*To do*: Below are entries. Pull out all lines containing "color".

━━━━━ Provided records

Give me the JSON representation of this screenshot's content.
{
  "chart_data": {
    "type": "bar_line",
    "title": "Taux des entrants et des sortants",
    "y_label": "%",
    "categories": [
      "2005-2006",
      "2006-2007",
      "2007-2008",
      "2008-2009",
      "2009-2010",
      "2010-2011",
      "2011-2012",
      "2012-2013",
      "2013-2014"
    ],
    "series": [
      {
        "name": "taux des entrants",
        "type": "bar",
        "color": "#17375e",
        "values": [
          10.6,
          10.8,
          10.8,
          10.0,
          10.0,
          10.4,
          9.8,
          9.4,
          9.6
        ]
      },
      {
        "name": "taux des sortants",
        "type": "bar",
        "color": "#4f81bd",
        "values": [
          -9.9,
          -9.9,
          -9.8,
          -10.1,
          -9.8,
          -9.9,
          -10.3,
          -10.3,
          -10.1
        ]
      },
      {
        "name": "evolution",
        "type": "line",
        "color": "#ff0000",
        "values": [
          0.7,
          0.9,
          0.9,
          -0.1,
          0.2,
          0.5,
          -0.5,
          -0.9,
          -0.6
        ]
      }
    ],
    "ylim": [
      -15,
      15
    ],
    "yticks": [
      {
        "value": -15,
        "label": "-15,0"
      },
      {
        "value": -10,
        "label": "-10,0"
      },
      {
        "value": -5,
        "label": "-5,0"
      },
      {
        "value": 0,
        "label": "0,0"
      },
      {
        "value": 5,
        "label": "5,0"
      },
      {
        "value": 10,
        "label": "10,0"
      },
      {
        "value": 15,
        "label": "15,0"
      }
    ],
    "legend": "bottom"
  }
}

━━━━━━━━━━

*Response*:
        "color": "#17375e",
        "color": "#4f81bd",
        "color": "#ff0000",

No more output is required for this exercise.